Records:
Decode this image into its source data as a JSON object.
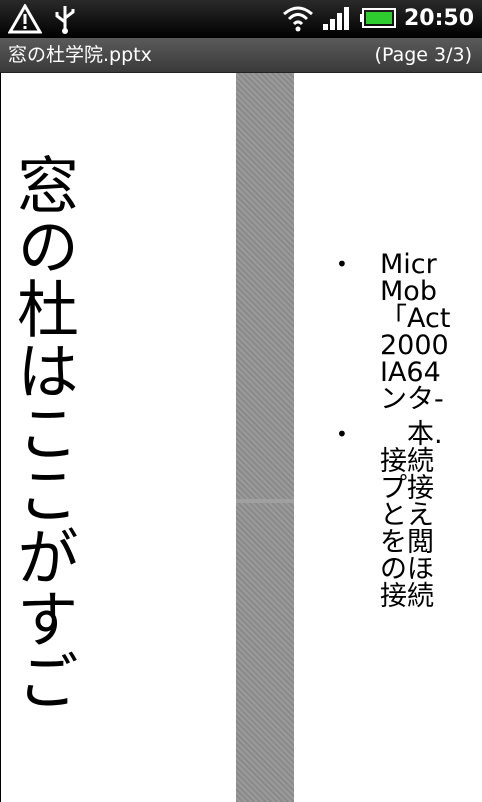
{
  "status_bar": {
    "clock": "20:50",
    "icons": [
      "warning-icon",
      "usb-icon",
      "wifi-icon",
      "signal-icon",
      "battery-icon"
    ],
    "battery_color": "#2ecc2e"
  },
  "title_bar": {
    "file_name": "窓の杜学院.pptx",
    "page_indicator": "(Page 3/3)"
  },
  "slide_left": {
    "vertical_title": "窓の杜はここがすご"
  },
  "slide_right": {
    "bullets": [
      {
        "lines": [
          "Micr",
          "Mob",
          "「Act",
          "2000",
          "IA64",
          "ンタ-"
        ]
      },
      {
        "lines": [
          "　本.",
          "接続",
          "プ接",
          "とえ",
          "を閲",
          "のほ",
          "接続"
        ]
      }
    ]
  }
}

--

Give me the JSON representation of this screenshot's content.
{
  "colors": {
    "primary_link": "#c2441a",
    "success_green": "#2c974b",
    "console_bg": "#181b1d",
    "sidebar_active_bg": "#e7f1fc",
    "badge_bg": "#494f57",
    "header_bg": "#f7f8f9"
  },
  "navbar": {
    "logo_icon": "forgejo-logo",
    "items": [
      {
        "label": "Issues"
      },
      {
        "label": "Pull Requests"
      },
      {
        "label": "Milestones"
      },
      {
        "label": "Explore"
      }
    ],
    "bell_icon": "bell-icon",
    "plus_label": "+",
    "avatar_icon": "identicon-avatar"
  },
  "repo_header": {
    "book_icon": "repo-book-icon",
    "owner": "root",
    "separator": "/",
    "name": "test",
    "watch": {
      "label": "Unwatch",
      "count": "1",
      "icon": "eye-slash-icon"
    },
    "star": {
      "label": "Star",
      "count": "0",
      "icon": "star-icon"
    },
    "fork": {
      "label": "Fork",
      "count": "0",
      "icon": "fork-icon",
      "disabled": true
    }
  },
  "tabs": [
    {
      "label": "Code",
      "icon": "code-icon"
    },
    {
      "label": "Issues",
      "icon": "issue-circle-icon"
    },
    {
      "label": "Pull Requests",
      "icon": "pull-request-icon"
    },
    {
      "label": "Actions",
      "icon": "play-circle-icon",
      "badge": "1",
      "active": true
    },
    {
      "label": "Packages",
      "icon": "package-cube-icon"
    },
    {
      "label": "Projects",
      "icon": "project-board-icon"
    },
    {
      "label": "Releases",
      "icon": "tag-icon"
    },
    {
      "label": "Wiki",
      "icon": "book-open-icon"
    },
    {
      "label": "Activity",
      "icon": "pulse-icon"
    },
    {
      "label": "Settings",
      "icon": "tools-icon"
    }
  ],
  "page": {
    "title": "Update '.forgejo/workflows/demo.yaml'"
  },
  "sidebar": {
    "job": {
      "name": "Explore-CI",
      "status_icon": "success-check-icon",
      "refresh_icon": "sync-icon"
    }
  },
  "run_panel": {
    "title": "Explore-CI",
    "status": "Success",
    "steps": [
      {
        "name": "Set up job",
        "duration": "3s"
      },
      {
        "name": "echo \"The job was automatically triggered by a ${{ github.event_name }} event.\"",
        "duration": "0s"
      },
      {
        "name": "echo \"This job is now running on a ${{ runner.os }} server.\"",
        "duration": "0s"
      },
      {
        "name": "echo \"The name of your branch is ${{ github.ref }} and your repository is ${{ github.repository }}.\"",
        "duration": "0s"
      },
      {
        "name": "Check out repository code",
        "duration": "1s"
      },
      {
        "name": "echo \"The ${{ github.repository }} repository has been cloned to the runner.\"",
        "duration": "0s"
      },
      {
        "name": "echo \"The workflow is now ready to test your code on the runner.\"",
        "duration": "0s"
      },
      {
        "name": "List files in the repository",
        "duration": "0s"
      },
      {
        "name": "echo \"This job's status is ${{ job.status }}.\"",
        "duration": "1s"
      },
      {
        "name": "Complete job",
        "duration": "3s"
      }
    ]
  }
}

**GOAL**
Extract all lines from the data in which "your" is found.

**RESPONSE TO THE EXERCISE**
        "name": "echo \"The name of your branch is ${{ github.ref }} and your repository is ${{ github.repository }}.\"",
        "name": "echo \"The workflow is now ready to test your code on the runner.\"",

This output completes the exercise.